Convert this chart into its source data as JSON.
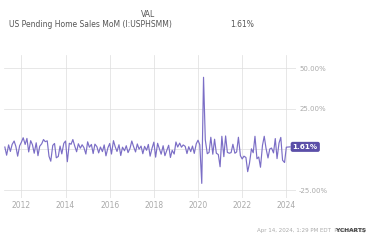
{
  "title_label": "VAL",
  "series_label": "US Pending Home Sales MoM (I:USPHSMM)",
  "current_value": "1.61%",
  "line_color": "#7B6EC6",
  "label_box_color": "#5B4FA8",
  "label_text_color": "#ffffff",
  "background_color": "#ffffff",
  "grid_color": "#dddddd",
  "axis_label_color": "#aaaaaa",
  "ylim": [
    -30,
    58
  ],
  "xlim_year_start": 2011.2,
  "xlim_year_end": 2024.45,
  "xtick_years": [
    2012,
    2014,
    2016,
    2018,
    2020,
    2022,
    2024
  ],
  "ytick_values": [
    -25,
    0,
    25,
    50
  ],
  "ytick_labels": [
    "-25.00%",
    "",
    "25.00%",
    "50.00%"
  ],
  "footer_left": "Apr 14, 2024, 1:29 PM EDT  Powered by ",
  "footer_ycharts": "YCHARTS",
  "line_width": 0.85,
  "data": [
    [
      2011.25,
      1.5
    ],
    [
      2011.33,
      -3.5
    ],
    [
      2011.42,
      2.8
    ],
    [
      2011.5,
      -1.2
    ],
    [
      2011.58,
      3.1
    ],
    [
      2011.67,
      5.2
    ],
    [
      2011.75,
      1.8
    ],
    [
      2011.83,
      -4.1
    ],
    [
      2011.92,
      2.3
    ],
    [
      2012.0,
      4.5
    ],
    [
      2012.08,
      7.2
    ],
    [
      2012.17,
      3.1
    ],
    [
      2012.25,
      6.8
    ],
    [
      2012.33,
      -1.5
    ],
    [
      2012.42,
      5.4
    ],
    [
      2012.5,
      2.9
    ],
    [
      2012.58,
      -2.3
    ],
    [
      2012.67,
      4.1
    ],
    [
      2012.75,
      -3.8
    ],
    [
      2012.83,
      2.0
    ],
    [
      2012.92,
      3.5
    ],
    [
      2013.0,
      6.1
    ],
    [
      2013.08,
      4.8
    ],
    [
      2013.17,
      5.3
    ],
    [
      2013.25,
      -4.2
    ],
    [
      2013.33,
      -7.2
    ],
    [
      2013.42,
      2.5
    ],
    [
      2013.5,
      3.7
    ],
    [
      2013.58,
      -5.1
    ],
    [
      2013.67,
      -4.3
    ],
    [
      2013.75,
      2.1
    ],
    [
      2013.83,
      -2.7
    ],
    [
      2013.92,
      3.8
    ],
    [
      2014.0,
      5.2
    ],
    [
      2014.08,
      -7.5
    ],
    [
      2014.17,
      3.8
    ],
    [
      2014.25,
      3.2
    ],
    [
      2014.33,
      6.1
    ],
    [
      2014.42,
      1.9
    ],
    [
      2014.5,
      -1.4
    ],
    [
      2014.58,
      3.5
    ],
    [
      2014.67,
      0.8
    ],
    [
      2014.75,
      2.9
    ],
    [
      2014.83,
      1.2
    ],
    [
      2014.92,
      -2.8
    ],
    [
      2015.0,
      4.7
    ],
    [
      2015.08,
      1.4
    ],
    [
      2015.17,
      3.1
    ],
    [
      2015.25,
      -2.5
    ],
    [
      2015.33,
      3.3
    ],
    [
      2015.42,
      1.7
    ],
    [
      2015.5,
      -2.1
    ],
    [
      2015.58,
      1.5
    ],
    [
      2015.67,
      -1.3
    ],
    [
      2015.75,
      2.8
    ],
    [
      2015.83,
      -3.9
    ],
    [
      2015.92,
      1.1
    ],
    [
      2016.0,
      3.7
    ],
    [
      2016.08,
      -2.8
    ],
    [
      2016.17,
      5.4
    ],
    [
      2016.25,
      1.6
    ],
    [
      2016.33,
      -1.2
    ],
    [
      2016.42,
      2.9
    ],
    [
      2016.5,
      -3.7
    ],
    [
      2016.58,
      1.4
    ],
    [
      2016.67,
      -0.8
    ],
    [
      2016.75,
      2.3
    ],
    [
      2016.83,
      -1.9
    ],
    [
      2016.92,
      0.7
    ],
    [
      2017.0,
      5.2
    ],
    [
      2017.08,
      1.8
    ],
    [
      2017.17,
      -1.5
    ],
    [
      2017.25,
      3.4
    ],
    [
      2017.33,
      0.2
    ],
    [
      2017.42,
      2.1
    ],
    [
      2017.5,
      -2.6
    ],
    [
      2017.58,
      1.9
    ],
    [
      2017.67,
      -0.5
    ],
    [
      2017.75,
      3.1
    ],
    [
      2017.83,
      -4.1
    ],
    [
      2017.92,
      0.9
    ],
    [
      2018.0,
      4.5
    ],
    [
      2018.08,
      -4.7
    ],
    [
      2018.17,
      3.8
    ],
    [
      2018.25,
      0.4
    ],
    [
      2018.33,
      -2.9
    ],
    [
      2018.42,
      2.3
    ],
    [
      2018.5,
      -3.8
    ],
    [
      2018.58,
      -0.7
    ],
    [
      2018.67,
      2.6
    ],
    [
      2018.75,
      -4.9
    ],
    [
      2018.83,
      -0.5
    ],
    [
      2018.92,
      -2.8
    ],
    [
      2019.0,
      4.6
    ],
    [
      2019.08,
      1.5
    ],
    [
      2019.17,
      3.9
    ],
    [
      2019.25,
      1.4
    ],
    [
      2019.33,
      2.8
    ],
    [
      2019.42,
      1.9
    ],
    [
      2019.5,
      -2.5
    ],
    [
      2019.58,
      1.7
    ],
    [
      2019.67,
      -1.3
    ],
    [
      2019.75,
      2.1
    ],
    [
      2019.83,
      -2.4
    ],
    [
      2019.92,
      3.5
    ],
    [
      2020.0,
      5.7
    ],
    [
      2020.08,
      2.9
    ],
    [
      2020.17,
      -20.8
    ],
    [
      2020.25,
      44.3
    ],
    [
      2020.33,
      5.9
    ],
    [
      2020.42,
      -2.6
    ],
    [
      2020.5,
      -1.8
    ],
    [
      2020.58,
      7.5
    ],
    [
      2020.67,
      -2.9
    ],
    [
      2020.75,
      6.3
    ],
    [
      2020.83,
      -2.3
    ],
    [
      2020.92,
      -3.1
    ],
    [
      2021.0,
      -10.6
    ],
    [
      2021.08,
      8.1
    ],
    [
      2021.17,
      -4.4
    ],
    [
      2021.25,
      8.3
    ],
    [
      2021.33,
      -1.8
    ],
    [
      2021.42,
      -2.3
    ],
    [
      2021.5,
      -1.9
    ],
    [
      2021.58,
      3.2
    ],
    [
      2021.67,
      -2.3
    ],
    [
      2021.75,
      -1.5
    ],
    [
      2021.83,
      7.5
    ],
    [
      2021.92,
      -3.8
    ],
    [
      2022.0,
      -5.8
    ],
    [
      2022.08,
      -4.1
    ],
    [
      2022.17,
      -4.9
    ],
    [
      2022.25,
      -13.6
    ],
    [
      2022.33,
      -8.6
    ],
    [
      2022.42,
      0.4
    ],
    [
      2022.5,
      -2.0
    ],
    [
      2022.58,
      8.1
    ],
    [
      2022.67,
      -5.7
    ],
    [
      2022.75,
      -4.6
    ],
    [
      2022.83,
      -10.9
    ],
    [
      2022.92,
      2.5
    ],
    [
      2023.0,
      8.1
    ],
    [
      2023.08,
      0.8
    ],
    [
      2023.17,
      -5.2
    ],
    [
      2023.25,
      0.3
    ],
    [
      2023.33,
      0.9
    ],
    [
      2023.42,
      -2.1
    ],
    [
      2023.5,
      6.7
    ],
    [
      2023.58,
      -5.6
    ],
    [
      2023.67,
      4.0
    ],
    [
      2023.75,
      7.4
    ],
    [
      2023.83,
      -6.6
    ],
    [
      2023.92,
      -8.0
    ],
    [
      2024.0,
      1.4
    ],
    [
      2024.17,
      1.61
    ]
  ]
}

_What you should do_. Repeat the material above in full and exactly, omitting the pictures.

_Output below_.
Convert this chart into its source data as JSON.
{
  "title_label": "VAL",
  "series_label": "US Pending Home Sales MoM (I:USPHSMM)",
  "current_value": "1.61%",
  "line_color": "#7B6EC6",
  "label_box_color": "#5B4FA8",
  "label_text_color": "#ffffff",
  "background_color": "#ffffff",
  "grid_color": "#dddddd",
  "axis_label_color": "#aaaaaa",
  "ylim": [
    -30,
    58
  ],
  "xlim_year_start": 2011.2,
  "xlim_year_end": 2024.45,
  "xtick_years": [
    2012,
    2014,
    2016,
    2018,
    2020,
    2022,
    2024
  ],
  "ytick_values": [
    -25,
    0,
    25,
    50
  ],
  "ytick_labels": [
    "-25.00%",
    "",
    "25.00%",
    "50.00%"
  ],
  "footer_left": "Apr 14, 2024, 1:29 PM EDT  Powered by ",
  "footer_ycharts": "YCHARTS",
  "line_width": 0.85,
  "data": [
    [
      2011.25,
      1.5
    ],
    [
      2011.33,
      -3.5
    ],
    [
      2011.42,
      2.8
    ],
    [
      2011.5,
      -1.2
    ],
    [
      2011.58,
      3.1
    ],
    [
      2011.67,
      5.2
    ],
    [
      2011.75,
      1.8
    ],
    [
      2011.83,
      -4.1
    ],
    [
      2011.92,
      2.3
    ],
    [
      2012.0,
      4.5
    ],
    [
      2012.08,
      7.2
    ],
    [
      2012.17,
      3.1
    ],
    [
      2012.25,
      6.8
    ],
    [
      2012.33,
      -1.5
    ],
    [
      2012.42,
      5.4
    ],
    [
      2012.5,
      2.9
    ],
    [
      2012.58,
      -2.3
    ],
    [
      2012.67,
      4.1
    ],
    [
      2012.75,
      -3.8
    ],
    [
      2012.83,
      2.0
    ],
    [
      2012.92,
      3.5
    ],
    [
      2013.0,
      6.1
    ],
    [
      2013.08,
      4.8
    ],
    [
      2013.17,
      5.3
    ],
    [
      2013.25,
      -4.2
    ],
    [
      2013.33,
      -7.2
    ],
    [
      2013.42,
      2.5
    ],
    [
      2013.5,
      3.7
    ],
    [
      2013.58,
      -5.1
    ],
    [
      2013.67,
      -4.3
    ],
    [
      2013.75,
      2.1
    ],
    [
      2013.83,
      -2.7
    ],
    [
      2013.92,
      3.8
    ],
    [
      2014.0,
      5.2
    ],
    [
      2014.08,
      -7.5
    ],
    [
      2014.17,
      3.8
    ],
    [
      2014.25,
      3.2
    ],
    [
      2014.33,
      6.1
    ],
    [
      2014.42,
      1.9
    ],
    [
      2014.5,
      -1.4
    ],
    [
      2014.58,
      3.5
    ],
    [
      2014.67,
      0.8
    ],
    [
      2014.75,
      2.9
    ],
    [
      2014.83,
      1.2
    ],
    [
      2014.92,
      -2.8
    ],
    [
      2015.0,
      4.7
    ],
    [
      2015.08,
      1.4
    ],
    [
      2015.17,
      3.1
    ],
    [
      2015.25,
      -2.5
    ],
    [
      2015.33,
      3.3
    ],
    [
      2015.42,
      1.7
    ],
    [
      2015.5,
      -2.1
    ],
    [
      2015.58,
      1.5
    ],
    [
      2015.67,
      -1.3
    ],
    [
      2015.75,
      2.8
    ],
    [
      2015.83,
      -3.9
    ],
    [
      2015.92,
      1.1
    ],
    [
      2016.0,
      3.7
    ],
    [
      2016.08,
      -2.8
    ],
    [
      2016.17,
      5.4
    ],
    [
      2016.25,
      1.6
    ],
    [
      2016.33,
      -1.2
    ],
    [
      2016.42,
      2.9
    ],
    [
      2016.5,
      -3.7
    ],
    [
      2016.58,
      1.4
    ],
    [
      2016.67,
      -0.8
    ],
    [
      2016.75,
      2.3
    ],
    [
      2016.83,
      -1.9
    ],
    [
      2016.92,
      0.7
    ],
    [
      2017.0,
      5.2
    ],
    [
      2017.08,
      1.8
    ],
    [
      2017.17,
      -1.5
    ],
    [
      2017.25,
      3.4
    ],
    [
      2017.33,
      0.2
    ],
    [
      2017.42,
      2.1
    ],
    [
      2017.5,
      -2.6
    ],
    [
      2017.58,
      1.9
    ],
    [
      2017.67,
      -0.5
    ],
    [
      2017.75,
      3.1
    ],
    [
      2017.83,
      -4.1
    ],
    [
      2017.92,
      0.9
    ],
    [
      2018.0,
      4.5
    ],
    [
      2018.08,
      -4.7
    ],
    [
      2018.17,
      3.8
    ],
    [
      2018.25,
      0.4
    ],
    [
      2018.33,
      -2.9
    ],
    [
      2018.42,
      2.3
    ],
    [
      2018.5,
      -3.8
    ],
    [
      2018.58,
      -0.7
    ],
    [
      2018.67,
      2.6
    ],
    [
      2018.75,
      -4.9
    ],
    [
      2018.83,
      -0.5
    ],
    [
      2018.92,
      -2.8
    ],
    [
      2019.0,
      4.6
    ],
    [
      2019.08,
      1.5
    ],
    [
      2019.17,
      3.9
    ],
    [
      2019.25,
      1.4
    ],
    [
      2019.33,
      2.8
    ],
    [
      2019.42,
      1.9
    ],
    [
      2019.5,
      -2.5
    ],
    [
      2019.58,
      1.7
    ],
    [
      2019.67,
      -1.3
    ],
    [
      2019.75,
      2.1
    ],
    [
      2019.83,
      -2.4
    ],
    [
      2019.92,
      3.5
    ],
    [
      2020.0,
      5.7
    ],
    [
      2020.08,
      2.9
    ],
    [
      2020.17,
      -20.8
    ],
    [
      2020.25,
      44.3
    ],
    [
      2020.33,
      5.9
    ],
    [
      2020.42,
      -2.6
    ],
    [
      2020.5,
      -1.8
    ],
    [
      2020.58,
      7.5
    ],
    [
      2020.67,
      -2.9
    ],
    [
      2020.75,
      6.3
    ],
    [
      2020.83,
      -2.3
    ],
    [
      2020.92,
      -3.1
    ],
    [
      2021.0,
      -10.6
    ],
    [
      2021.08,
      8.1
    ],
    [
      2021.17,
      -4.4
    ],
    [
      2021.25,
      8.3
    ],
    [
      2021.33,
      -1.8
    ],
    [
      2021.42,
      -2.3
    ],
    [
      2021.5,
      -1.9
    ],
    [
      2021.58,
      3.2
    ],
    [
      2021.67,
      -2.3
    ],
    [
      2021.75,
      -1.5
    ],
    [
      2021.83,
      7.5
    ],
    [
      2021.92,
      -3.8
    ],
    [
      2022.0,
      -5.8
    ],
    [
      2022.08,
      -4.1
    ],
    [
      2022.17,
      -4.9
    ],
    [
      2022.25,
      -13.6
    ],
    [
      2022.33,
      -8.6
    ],
    [
      2022.42,
      0.4
    ],
    [
      2022.5,
      -2.0
    ],
    [
      2022.58,
      8.1
    ],
    [
      2022.67,
      -5.7
    ],
    [
      2022.75,
      -4.6
    ],
    [
      2022.83,
      -10.9
    ],
    [
      2022.92,
      2.5
    ],
    [
      2023.0,
      8.1
    ],
    [
      2023.08,
      0.8
    ],
    [
      2023.17,
      -5.2
    ],
    [
      2023.25,
      0.3
    ],
    [
      2023.33,
      0.9
    ],
    [
      2023.42,
      -2.1
    ],
    [
      2023.5,
      6.7
    ],
    [
      2023.58,
      -5.6
    ],
    [
      2023.67,
      4.0
    ],
    [
      2023.75,
      7.4
    ],
    [
      2023.83,
      -6.6
    ],
    [
      2023.92,
      -8.0
    ],
    [
      2024.0,
      1.4
    ],
    [
      2024.17,
      1.61
    ]
  ]
}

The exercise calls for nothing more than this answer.